__Problem to work on__
Read the records and gather each line that includes "случае".

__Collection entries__
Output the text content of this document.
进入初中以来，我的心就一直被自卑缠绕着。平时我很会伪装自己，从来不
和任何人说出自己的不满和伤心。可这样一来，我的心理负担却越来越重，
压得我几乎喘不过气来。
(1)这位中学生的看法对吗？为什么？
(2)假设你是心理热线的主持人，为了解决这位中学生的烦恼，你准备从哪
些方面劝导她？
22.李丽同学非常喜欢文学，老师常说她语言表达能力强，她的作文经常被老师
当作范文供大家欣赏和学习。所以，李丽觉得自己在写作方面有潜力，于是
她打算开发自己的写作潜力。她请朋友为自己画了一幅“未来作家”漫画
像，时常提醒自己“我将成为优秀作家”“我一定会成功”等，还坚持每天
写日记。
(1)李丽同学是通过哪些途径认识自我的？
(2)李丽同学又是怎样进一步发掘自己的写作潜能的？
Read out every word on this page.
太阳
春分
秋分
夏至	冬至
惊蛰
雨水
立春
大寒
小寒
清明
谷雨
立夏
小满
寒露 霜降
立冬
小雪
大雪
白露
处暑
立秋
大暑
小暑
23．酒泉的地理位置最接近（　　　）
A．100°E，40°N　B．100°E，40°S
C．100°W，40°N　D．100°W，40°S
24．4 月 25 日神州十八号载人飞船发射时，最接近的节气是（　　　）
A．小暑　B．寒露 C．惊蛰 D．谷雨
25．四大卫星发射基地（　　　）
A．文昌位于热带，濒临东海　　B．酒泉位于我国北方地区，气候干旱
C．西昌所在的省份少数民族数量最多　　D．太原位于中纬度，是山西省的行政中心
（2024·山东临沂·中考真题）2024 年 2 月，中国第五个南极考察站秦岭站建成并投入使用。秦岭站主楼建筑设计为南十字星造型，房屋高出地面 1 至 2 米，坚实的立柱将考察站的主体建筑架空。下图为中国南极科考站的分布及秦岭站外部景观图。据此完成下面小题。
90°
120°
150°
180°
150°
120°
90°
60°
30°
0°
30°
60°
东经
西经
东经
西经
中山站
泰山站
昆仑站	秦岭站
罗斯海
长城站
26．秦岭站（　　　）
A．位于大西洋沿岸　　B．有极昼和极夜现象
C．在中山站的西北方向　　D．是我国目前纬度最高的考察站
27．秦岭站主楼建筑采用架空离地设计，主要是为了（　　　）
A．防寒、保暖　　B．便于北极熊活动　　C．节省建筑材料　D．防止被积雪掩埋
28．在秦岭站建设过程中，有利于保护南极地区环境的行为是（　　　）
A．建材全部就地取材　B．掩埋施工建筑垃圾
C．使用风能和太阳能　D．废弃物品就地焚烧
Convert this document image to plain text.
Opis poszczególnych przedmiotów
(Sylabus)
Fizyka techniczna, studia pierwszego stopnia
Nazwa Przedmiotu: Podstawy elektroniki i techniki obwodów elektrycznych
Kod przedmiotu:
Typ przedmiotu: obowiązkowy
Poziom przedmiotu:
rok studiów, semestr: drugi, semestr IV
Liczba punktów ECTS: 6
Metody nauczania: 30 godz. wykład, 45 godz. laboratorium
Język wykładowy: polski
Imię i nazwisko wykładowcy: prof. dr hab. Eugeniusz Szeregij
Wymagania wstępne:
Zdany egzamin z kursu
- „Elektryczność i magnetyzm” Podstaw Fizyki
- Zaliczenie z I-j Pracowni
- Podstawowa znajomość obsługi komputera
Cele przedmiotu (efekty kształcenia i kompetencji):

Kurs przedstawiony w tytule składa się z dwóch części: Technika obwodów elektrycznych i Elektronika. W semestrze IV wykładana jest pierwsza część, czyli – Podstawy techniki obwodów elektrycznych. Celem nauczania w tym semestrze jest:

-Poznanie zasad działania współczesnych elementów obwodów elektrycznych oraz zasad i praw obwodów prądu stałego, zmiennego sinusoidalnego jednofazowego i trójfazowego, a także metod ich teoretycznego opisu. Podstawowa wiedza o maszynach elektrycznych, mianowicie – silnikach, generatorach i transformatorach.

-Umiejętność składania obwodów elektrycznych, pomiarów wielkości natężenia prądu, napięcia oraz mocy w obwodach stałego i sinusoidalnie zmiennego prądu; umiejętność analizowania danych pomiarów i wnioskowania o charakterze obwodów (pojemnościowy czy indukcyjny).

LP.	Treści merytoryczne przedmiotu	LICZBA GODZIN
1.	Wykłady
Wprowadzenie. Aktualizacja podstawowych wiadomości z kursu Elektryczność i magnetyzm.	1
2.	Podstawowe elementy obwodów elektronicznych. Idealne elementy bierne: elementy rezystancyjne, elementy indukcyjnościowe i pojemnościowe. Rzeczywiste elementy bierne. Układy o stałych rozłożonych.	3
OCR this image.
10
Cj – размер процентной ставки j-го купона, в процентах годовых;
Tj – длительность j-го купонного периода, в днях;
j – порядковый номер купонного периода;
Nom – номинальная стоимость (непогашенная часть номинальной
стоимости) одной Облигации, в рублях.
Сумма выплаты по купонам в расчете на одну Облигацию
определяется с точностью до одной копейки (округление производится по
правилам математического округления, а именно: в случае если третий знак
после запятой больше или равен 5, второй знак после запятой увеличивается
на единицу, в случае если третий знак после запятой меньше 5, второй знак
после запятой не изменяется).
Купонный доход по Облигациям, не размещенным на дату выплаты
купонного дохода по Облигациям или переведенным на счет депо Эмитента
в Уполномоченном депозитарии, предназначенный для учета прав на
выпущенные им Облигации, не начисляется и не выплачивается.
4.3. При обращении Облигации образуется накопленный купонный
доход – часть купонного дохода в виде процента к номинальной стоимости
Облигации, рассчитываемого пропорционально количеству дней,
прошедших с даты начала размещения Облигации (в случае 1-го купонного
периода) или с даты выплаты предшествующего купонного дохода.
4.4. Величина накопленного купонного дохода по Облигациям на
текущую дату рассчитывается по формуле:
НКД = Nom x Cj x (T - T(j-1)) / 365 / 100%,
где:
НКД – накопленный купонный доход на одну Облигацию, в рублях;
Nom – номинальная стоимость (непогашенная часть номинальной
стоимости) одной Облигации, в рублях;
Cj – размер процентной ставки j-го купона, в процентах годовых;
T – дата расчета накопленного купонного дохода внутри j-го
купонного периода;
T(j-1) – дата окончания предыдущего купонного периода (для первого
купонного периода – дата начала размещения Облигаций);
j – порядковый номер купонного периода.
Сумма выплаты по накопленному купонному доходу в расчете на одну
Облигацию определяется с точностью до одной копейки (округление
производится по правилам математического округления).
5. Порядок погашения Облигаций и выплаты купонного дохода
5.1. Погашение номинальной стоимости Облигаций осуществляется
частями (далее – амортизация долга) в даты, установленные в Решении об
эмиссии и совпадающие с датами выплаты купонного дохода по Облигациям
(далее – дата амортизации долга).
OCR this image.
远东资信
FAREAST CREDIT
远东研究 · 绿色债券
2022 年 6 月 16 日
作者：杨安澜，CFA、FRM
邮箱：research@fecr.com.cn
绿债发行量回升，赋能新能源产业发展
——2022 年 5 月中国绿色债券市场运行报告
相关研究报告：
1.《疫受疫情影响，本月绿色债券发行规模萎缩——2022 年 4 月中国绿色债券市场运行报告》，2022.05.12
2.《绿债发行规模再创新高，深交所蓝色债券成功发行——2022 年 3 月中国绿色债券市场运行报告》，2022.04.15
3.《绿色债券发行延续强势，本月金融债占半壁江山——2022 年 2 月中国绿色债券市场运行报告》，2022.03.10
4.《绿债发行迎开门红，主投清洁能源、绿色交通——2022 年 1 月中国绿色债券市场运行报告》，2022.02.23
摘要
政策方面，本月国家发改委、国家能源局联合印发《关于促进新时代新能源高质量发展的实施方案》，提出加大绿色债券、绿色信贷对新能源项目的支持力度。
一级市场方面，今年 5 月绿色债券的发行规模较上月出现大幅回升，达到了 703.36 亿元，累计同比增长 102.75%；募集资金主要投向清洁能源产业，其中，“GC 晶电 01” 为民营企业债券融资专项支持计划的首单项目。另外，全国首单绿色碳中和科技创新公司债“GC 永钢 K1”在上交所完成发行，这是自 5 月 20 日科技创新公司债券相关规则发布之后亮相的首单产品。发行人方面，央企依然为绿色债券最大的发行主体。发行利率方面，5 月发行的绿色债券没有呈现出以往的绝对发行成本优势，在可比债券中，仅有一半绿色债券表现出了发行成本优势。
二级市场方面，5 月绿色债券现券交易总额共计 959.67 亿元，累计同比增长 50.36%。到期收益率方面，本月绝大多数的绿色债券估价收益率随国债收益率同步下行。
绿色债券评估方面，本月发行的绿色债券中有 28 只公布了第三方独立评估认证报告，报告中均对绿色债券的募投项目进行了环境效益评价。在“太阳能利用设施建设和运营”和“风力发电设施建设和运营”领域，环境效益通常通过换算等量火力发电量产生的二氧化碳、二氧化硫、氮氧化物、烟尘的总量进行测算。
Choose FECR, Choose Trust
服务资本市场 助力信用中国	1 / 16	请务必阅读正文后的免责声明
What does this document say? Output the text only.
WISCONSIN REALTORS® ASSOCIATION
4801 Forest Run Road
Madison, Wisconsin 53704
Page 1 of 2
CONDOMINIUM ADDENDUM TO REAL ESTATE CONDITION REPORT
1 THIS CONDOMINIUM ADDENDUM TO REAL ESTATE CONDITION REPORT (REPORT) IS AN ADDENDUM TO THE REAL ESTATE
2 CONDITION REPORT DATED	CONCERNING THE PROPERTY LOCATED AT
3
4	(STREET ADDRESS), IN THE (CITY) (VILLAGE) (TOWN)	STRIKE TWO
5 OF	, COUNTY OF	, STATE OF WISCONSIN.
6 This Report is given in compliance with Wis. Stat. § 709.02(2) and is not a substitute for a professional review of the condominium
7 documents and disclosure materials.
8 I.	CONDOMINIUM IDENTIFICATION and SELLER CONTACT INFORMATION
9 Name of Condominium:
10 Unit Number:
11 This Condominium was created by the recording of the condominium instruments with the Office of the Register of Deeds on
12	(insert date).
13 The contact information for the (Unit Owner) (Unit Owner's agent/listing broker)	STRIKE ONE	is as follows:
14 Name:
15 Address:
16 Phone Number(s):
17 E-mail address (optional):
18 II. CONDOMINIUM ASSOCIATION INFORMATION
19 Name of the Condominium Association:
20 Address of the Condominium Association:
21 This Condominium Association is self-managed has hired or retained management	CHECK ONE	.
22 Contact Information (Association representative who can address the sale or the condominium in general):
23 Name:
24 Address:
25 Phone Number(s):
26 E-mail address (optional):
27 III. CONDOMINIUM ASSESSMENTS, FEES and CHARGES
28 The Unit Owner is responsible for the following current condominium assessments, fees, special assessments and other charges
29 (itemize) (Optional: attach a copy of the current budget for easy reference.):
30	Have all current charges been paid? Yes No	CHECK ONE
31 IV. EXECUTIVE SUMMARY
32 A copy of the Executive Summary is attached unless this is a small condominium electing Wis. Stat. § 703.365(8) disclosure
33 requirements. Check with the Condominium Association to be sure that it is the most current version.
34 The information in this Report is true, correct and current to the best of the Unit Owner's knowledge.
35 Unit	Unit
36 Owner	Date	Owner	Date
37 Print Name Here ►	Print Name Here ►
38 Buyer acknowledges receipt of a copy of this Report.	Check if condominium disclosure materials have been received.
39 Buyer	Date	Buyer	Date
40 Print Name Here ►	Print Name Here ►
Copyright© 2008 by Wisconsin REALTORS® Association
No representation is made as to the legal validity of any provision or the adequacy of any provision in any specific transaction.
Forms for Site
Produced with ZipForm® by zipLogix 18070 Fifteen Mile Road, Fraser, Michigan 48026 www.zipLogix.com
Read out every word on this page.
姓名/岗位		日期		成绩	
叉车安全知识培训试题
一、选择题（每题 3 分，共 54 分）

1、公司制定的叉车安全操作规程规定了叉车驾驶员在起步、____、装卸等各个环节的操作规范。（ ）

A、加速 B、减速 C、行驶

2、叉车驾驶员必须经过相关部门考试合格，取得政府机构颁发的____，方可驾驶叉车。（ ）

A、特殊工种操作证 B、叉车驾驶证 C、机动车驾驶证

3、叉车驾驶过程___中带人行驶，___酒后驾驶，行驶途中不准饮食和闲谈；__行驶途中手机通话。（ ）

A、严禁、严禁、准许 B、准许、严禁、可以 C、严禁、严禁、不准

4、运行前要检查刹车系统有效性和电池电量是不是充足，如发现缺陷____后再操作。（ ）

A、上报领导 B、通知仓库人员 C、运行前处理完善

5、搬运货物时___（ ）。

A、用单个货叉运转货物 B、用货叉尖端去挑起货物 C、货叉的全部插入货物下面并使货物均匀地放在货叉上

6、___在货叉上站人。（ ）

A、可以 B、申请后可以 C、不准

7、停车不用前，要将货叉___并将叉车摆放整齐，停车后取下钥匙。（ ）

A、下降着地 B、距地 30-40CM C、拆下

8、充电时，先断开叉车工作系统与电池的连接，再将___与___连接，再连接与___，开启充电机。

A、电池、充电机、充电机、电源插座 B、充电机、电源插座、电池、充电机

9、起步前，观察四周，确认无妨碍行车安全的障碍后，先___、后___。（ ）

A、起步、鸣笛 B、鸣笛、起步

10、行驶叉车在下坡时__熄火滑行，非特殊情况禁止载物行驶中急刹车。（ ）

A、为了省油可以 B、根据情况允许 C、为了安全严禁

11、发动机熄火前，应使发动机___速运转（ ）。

__Answer__
правилам математического округления, а именно: в случае если третий знак
на единицу, в случае если третий знак после запятой меньше 5, второй знак
прошедших с даты начала размещения Облигации (в случае 1-го купонного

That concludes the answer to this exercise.